* [WHAT THE TASK REQUIRES]
Are you able to quote each entry exactly as written?

* [DATA LISTING]
###

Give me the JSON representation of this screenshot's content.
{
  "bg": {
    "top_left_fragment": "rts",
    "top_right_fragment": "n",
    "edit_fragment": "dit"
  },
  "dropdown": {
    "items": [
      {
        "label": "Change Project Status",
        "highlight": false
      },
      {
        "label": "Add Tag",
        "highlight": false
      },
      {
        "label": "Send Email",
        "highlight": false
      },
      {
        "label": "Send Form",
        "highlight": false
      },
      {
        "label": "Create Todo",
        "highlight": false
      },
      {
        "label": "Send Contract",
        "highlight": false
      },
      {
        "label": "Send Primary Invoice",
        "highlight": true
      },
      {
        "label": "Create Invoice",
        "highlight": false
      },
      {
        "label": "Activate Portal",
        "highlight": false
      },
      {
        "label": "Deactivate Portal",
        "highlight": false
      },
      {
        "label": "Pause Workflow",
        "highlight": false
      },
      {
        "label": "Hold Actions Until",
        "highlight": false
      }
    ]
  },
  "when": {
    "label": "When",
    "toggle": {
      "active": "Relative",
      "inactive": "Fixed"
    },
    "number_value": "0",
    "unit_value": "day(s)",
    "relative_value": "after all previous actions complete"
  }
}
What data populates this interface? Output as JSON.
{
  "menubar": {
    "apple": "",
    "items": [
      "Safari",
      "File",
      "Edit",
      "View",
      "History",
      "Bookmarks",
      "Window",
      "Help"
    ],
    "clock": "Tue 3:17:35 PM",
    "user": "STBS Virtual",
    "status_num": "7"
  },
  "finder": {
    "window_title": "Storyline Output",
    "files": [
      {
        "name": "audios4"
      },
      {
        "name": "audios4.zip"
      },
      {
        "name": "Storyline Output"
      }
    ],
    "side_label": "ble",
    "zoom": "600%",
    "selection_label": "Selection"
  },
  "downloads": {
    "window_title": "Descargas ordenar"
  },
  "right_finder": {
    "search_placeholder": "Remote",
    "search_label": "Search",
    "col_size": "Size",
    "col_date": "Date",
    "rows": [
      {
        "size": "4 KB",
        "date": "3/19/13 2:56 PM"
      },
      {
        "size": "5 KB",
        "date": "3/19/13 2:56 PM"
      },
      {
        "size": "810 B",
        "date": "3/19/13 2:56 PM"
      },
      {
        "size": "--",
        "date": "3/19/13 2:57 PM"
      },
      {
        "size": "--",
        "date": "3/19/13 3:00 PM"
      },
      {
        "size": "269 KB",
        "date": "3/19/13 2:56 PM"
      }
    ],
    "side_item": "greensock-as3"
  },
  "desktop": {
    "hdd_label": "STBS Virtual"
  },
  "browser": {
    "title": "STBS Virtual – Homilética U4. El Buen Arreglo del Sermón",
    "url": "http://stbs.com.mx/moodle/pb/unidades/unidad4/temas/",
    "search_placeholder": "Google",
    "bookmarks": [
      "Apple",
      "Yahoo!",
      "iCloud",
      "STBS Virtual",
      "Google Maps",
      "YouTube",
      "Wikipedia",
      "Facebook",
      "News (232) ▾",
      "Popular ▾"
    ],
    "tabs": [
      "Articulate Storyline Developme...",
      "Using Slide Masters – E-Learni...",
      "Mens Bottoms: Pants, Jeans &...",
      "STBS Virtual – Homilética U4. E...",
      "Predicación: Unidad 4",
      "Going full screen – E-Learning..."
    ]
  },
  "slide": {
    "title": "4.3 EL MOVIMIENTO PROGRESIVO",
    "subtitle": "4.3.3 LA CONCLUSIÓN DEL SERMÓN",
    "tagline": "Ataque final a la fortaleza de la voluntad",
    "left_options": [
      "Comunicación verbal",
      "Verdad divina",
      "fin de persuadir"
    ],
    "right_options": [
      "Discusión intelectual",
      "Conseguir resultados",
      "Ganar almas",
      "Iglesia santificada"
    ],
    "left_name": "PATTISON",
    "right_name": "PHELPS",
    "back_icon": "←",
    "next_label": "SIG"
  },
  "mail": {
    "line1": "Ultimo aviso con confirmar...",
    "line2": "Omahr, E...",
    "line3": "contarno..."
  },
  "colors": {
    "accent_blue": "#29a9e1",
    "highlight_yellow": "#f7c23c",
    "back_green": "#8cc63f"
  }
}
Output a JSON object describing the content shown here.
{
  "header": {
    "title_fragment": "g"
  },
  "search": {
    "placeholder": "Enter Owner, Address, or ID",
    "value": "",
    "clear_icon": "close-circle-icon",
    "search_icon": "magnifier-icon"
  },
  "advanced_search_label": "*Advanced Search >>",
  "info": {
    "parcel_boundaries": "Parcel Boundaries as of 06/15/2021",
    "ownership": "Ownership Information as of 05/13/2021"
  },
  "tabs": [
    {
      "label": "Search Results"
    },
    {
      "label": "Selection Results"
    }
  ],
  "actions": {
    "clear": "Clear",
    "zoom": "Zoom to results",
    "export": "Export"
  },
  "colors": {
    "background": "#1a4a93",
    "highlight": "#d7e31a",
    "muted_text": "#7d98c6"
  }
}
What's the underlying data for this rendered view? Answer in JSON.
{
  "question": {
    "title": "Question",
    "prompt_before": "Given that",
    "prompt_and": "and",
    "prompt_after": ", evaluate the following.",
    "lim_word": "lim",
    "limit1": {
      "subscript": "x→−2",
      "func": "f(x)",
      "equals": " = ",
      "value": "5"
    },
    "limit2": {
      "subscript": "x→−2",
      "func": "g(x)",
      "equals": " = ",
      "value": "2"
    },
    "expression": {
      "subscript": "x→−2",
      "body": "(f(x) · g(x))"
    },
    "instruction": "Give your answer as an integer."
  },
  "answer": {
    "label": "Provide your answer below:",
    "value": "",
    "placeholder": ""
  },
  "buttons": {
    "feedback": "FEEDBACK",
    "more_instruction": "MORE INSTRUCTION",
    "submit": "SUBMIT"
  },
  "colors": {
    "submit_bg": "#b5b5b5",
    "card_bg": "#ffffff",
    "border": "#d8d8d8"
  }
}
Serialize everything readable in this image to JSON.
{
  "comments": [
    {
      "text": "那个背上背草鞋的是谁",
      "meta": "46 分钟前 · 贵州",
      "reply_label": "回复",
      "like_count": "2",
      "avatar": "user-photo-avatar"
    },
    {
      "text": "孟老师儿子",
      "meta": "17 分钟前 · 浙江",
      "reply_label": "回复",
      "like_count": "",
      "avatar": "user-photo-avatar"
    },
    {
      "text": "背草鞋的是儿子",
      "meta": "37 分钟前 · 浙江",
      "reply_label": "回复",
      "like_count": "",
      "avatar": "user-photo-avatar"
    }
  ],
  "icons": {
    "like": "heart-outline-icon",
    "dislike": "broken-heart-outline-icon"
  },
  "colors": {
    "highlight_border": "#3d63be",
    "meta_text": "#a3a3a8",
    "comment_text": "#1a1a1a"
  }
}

###

* [WRITTEN SOLUTION]
Give me the JSON representation of this screenshot's content.
{
  "bg": {
    "top_left_fragment": "rts",
    "top_right_fragment": "n",
    "edit_fragment": "dit"
  },
  "dropdown": {
    "items": [
      {
        "label": "Change Project Status",
        "highlight": false
      },
      {
        "label": "Add Tag",
        "highlight": false
      },
      {
        "label": "Send Email",
        "highlight": false
      },
      {
        "label": "Send Form",
        "highlight": false
      },
      {
        "label": "Create Todo",
        "highlight": false
      },
      {
        "label": "Send Contract",
        "highlight": false
      },
      {
        "label": "Send Primary Invoice",
        "highlight": true
      },
      {
        "label": "Create Invoice",
        "highlight": false
      },
      {
        "label": "Activate Portal",
        "highlight": false
      },
      {
        "label": "Deactivate Portal",
        "highlight": false
      },
      {
        "label": "Pause Workflow",
        "highlight": false
      },
      {
        "label": "Hold Actions Until",
        "highlight": false
      }
    ]
  },
  "when": {
    "label": "When",
    "toggle": {
      "active": "Relative",
      "inactive": "Fixed"
    },
    "number_value": "0",
    "unit_value": "day(s)",
    "relative_value": "after all previous actions complete"
  }
}
What data populates this interface? Output as JSON.
{
  "menubar": {
    "apple": "",
    "items": [
      "Safari",
      "File",
      "Edit",
      "View",
      "History",
      "Bookmarks",
      "Window",
      "Help"
    ],
    "clock": "Tue 3:17:35 PM",
    "user": "STBS Virtual",
    "status_num": "7"
  },
  "finder": {
    "window_title": "Storyline Output",
    "files": [
      {
        "name": "audios4"
      },
      {
        "name": "audios4.zip"
      },
      {
        "name": "Storyline Output"
      }
    ],
    "side_label": "ble",
    "zoom": "600%",
    "selection_label": "Selection"
  },
  "downloads": {
    "window_title": "Descargas ordenar"
  },
  "right_finder": {
    "search_placeholder": "Remote",
    "search_label": "Search",
    "col_size": "Size",
    "col_date": "Date",
    "rows": [
      {
        "size": "4 KB",
        "date": "3/19/13 2:56 PM"
      },
      {
        "size": "5 KB",
        "date": "3/19/13 2:56 PM"
      },
      {
        "size": "810 B",
        "date": "3/19/13 2:56 PM"
      },
      {
        "size": "--",
        "date": "3/19/13 2:57 PM"
      },
      {
        "size": "--",
        "date": "3/19/13 3:00 PM"
      },
      {
        "size": "269 KB",
        "date": "3/19/13 2:56 PM"
      }
    ],
    "side_item": "greensock-as3"
  },
  "desktop": {
    "hdd_label": "STBS Virtual"
  },
  "browser": {
    "title": "STBS Virtual – Homilética U4. El Buen Arreglo del Sermón",
    "url": "http://stbs.com.mx/moodle/pb/unidades/unidad4/temas/",
    "search_placeholder": "Google",
    "bookmarks": [
      "Apple",
      "Yahoo!",
      "iCloud",
      "STBS Virtual",
      "Google Maps",
      "YouTube",
      "Wikipedia",
      "Facebook",
      "News (232) ▾",
      "Popular ▾"
    ],
    "tabs": [
      "Articulate Storyline Developme...",
      "Using Slide Masters – E-Learni...",
      "Mens Bottoms: Pants, Jeans &...",
      "STBS Virtual – Homilética U4. E...",
      "Predicación: Unidad 4",
      "Going full screen – E-Learning..."
    ]
  },
  "slide": {
    "title": "4.3 EL MOVIMIENTO PROGRESIVO",
    "subtitle": "4.3.3 LA CONCLUSIÓN DEL SERMÓN",
    "tagline": "Ataque final a la fortaleza de la voluntad",
    "left_options": [
      "Comunicación verbal",
      "Verdad divina",
      "fin de persuadir"
    ],
    "right_options": [
      "Discusión intelectual",
      "Conseguir resultados",
      "Ganar almas",
      "Iglesia santificada"
    ],
    "left_name": "PATTISON",
    "right_name": "PHELPS",
    "back_icon": "←",
    "next_label": "SIG"
  },
  "mail": {
    "line1": "Ultimo aviso con confirmar...",
    "line2": "Omahr, E...",
    "line3": "contarno..."
  },
  "colors": {
    "accent_blue": "#29a9e1",
    "highlight_yellow": "#f7c23c",
    "back_green": "#8cc63f"
  }
}
Output a JSON object describing the content shown here.
{
  "header": {
    "title_fragment": "g"
  },
  "search": {
    "placeholder": "Enter Owner, Address, or ID",
    "value": "",
    "clear_icon": "close-circle-icon",
    "search_icon": "magnifier-icon"
  },
  "advanced_search_label": "*Advanced Search >>",
  "info": {
    "parcel_boundaries": "Parcel Boundaries as of 06/15/2021",
    "ownership": "Ownership Information as of 05/13/2021"
  },
  "tabs": [
    {
      "label": "Search Results"
    },
    {
      "label": "Selection Results"
    }
  ],
  "actions": {
    "clear": "Clear",
    "zoom": "Zoom to results",
    "export": "Export"
  },
  "colors": {
    "background": "#1a4a93",
    "highlight": "#d7e31a",
    "muted_text": "#7d98c6"
  }
}
What's the underlying data for this rendered view? Answer in JSON.
{
  "question": {
    "title": "Question",
    "prompt_before": "Given that",
    "prompt_and": "and",
    "prompt_after": ", evaluate the following.",
    "lim_word": "lim",
    "limit1": {
      "subscript": "x→−2",
      "func": "f(x)",
      "equals": " = ",
      "value": "5"
    },
    "limit2": {
      "subscript": "x→−2",
      "func": "g(x)",
      "equals": " = ",
      "value": "2"
    },
    "expression": {
      "subscript": "x→−2",
      "body": "(f(x) · g(x))"
    },
    "instruction": "Give your answer as an integer."
  },
  "answer": {
    "label": "Provide your answer below:",
    "value": "",
    "placeholder": ""
  },
  "buttons": {
    "feedback": "FEEDBACK",
    "more_instruction": "MORE INSTRUCTION",
    "submit": "SUBMIT"
  },
  "colors": {
    "submit_bg": "#b5b5b5",
    "card_bg": "#ffffff",
    "border": "#d8d8d8"
  }
}
Serialize everything readable in this image to JSON.
{
  "comments": [
    {
      "text": "那个背上背草鞋的是谁",
      "meta": "46 分钟前 · 贵州",
      "reply_label": "回复",
      "like_count": "2",
      "avatar": "user-photo-avatar"
    },
    {
      "text": "孟老师儿子",
      "meta": "17 分钟前 · 浙江",
      "reply_label": "回复",
      "like_count": "",
      "avatar": "user-photo-avatar"
    },
    {
      "text": "背草鞋的是儿子",
      "meta": "37 分钟前 · 浙江",
      "reply_label": "回复",
      "like_count": "",
      "avatar": "user-photo-avatar"
    }
  ],
  "icons": {
    "like": "heart-outline-icon",
    "dislike": "broken-heart-outline-icon"
  },
  "colors": {
    "highlight_border": "#3d63be",
    "meta_text": "#a3a3a8",
    "comment_text": "#1a1a1a"
  }
}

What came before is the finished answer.